• [Brief]: Search the material and gather each line with "data" in it.

• [Records to process]:
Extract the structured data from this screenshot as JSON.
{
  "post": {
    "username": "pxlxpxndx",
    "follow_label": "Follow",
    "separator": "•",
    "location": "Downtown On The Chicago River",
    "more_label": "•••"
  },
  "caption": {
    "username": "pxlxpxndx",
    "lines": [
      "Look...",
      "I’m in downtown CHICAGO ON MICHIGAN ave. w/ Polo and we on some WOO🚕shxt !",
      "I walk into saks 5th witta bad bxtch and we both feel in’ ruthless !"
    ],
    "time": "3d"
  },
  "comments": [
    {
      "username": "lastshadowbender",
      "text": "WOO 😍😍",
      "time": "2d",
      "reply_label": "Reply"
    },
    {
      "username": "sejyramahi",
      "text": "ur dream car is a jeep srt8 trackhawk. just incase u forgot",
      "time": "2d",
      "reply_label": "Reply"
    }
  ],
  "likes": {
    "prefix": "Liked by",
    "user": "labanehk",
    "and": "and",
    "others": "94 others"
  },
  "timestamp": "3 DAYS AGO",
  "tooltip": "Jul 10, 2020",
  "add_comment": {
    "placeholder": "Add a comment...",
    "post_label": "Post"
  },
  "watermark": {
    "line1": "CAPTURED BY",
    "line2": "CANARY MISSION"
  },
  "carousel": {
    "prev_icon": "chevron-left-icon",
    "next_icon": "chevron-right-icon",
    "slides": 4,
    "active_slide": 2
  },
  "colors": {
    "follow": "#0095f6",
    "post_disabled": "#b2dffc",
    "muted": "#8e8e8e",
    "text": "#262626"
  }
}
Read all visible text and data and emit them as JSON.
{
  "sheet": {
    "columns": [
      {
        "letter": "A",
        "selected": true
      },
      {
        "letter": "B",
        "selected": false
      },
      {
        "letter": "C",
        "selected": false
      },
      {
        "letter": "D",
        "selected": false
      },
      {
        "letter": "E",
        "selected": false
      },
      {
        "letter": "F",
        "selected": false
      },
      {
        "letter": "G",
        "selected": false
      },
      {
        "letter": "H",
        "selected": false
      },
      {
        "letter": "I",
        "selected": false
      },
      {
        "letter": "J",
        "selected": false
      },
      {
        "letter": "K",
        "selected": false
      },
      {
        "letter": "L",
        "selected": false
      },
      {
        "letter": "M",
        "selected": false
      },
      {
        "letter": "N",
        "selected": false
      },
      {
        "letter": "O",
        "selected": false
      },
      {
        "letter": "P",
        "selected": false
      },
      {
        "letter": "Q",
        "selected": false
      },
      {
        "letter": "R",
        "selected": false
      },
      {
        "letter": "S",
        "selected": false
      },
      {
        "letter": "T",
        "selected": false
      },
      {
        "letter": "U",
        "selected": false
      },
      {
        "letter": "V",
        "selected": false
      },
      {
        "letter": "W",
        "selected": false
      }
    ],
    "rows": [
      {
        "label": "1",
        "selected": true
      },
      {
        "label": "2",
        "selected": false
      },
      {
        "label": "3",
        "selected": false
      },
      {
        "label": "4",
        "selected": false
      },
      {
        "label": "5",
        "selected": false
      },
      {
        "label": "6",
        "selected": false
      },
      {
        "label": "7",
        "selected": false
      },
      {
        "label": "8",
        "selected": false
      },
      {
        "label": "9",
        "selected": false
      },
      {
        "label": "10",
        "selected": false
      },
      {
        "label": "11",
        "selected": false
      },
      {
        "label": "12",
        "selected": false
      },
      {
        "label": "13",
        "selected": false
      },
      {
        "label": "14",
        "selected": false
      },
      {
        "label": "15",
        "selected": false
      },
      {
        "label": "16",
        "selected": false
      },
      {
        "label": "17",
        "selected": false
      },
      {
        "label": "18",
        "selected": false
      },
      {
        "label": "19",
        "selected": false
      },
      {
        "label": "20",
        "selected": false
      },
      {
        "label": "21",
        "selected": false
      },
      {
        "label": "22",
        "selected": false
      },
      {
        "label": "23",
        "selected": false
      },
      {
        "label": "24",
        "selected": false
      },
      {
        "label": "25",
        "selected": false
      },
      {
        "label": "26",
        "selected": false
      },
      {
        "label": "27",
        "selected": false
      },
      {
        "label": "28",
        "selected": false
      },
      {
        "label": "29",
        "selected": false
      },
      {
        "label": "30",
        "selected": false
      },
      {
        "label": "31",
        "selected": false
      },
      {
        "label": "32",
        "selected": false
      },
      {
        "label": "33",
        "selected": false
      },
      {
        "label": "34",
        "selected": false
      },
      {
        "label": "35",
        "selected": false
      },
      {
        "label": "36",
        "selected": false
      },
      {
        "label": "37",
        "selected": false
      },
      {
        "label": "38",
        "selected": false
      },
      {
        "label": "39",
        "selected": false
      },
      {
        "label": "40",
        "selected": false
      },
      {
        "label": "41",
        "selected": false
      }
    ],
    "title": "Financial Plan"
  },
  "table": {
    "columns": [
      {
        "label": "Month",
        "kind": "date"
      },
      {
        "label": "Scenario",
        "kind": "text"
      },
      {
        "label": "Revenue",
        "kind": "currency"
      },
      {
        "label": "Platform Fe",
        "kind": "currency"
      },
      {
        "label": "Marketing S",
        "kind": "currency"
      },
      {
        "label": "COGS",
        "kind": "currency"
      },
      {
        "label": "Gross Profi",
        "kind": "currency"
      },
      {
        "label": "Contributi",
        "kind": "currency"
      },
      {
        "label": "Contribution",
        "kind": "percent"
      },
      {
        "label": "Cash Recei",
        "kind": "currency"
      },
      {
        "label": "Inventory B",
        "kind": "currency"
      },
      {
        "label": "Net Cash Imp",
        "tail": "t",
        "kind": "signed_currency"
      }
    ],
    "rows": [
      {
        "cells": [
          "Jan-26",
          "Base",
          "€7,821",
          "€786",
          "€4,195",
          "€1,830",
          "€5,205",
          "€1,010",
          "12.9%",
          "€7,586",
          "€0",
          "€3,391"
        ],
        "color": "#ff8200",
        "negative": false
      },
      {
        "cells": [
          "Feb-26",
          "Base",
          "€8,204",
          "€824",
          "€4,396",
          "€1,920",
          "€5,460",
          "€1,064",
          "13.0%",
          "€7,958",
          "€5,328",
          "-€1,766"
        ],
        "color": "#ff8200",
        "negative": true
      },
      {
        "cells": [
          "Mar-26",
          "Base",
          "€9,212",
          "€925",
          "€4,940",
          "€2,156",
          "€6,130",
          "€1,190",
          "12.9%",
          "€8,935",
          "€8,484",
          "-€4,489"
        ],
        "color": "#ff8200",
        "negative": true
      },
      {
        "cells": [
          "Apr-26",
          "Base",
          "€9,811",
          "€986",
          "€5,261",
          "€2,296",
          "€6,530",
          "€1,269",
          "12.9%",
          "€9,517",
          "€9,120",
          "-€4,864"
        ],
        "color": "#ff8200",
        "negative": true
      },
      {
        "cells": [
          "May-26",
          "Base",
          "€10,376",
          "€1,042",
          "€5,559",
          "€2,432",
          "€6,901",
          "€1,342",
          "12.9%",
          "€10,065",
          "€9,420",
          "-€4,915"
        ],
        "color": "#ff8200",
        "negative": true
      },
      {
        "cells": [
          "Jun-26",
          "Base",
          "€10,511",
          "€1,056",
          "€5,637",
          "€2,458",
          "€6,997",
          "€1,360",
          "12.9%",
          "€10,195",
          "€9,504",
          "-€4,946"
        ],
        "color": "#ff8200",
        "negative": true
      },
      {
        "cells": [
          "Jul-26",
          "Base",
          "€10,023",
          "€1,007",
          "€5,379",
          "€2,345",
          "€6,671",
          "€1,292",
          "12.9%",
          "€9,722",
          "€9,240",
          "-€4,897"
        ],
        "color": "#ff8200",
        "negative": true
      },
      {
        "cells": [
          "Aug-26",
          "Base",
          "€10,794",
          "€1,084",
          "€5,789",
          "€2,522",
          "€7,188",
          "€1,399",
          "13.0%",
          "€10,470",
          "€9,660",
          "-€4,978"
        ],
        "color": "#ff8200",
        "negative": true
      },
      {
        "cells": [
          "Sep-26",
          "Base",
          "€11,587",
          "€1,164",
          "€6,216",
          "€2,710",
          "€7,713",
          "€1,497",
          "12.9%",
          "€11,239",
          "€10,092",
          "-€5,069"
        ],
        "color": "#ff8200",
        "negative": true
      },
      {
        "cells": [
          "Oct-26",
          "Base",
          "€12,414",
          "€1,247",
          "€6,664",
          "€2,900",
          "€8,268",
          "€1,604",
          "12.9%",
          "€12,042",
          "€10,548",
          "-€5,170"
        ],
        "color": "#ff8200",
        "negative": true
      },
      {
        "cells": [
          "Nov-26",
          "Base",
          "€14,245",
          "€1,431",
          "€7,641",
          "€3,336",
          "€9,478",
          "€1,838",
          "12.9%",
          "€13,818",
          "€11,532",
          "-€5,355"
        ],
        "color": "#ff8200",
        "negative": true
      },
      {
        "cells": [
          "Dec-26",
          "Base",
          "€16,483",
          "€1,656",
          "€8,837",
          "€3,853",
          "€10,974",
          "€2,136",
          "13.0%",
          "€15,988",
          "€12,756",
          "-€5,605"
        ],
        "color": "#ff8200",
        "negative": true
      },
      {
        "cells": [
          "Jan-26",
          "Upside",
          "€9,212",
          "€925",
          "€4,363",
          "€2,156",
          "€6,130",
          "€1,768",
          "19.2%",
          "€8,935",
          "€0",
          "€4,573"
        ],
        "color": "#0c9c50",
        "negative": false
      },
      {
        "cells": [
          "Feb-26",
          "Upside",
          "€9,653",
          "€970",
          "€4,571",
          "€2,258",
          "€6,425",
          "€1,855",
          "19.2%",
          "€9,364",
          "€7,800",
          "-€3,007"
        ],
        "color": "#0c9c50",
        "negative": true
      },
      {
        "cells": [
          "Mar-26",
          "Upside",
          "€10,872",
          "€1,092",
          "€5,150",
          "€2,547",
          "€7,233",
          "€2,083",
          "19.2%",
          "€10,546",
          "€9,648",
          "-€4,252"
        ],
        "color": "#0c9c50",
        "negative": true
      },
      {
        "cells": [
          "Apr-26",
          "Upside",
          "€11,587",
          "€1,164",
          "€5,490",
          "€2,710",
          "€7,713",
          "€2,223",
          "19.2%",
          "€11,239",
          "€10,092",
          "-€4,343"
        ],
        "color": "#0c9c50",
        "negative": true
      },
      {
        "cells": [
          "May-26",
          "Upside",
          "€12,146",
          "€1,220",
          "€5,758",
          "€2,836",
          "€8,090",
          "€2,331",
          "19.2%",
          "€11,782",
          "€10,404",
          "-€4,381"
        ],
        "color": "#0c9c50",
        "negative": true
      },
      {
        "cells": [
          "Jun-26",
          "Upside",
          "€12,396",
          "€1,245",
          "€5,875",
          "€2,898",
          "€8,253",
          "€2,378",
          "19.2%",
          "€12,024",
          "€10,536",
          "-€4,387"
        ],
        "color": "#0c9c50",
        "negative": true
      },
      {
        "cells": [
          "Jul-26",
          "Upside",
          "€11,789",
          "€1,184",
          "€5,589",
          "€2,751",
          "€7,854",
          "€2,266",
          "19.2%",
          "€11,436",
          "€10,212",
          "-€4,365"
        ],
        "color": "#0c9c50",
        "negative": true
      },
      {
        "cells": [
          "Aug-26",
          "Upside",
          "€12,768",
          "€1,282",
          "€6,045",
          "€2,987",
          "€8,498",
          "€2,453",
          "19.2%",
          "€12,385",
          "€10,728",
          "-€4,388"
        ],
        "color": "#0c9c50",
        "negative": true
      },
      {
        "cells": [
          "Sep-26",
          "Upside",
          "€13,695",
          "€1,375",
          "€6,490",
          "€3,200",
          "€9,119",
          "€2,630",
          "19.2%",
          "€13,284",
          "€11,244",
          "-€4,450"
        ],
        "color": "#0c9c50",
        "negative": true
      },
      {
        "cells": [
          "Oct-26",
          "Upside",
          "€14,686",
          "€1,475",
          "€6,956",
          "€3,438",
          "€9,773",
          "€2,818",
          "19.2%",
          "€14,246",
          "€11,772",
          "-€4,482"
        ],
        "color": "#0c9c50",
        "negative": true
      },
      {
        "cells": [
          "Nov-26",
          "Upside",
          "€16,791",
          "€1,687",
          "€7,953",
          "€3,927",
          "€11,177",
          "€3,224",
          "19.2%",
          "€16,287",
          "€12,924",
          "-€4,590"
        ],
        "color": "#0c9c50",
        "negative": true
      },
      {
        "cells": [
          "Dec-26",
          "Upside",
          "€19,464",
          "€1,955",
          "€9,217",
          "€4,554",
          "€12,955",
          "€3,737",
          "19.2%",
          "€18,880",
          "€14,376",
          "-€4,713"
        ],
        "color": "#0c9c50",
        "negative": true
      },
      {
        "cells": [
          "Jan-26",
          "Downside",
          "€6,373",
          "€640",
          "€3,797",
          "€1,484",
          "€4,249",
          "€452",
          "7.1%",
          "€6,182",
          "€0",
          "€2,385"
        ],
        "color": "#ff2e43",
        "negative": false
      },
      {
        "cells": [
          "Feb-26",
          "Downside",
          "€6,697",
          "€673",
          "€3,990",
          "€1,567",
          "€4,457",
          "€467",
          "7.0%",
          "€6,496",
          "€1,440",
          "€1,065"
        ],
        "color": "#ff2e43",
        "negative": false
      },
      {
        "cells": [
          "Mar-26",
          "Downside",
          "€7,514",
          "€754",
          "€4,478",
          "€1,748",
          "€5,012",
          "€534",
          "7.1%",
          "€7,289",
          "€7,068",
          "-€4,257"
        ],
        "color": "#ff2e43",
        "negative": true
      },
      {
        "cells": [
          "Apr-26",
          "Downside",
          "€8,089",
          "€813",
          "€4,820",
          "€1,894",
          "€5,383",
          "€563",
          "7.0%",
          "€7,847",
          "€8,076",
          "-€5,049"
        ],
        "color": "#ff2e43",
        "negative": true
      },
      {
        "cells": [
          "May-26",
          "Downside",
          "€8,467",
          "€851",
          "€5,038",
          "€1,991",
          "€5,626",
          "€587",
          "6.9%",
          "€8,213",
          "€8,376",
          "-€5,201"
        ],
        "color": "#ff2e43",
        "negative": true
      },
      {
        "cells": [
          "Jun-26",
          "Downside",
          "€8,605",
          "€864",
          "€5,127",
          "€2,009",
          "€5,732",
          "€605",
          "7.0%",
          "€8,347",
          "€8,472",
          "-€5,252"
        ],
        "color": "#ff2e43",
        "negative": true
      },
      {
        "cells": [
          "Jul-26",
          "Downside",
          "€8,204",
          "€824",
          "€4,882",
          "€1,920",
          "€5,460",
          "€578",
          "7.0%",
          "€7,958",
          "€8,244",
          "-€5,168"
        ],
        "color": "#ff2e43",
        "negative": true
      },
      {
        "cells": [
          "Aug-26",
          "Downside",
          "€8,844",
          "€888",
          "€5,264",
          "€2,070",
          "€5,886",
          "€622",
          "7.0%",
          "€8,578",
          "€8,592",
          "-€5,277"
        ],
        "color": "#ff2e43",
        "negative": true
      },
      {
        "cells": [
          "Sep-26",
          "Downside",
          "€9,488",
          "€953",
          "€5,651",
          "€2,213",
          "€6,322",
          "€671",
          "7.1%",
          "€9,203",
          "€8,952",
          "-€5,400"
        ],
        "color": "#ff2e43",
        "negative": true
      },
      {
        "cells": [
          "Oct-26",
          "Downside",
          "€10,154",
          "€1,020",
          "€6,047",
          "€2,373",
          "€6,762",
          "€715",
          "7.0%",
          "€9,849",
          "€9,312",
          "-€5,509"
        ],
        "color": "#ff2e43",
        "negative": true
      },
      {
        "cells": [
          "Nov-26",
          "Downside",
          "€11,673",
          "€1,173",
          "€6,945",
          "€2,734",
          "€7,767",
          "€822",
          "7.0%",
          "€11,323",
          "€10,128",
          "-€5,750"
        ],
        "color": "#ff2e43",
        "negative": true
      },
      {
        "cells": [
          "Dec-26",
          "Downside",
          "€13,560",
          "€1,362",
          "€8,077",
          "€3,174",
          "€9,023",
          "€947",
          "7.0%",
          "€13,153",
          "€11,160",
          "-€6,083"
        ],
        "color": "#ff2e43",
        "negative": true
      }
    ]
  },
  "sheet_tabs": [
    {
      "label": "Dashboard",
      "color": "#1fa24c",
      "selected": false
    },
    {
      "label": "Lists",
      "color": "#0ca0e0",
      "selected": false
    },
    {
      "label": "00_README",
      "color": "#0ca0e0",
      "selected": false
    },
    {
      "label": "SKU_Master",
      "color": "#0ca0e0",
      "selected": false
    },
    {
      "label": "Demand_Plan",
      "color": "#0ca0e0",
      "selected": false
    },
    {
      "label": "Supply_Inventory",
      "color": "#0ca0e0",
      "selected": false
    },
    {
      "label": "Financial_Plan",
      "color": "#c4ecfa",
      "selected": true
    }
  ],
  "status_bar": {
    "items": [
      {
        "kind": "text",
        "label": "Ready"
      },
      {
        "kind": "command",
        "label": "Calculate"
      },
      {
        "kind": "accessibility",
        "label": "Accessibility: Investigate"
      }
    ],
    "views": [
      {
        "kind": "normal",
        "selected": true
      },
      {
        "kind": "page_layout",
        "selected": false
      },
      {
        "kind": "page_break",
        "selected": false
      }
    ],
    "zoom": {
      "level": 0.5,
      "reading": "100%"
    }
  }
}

• [Exercise answer]:
Extract the structured data from this screenshot as JSON.
Read all visible text and data and emit them as JSON.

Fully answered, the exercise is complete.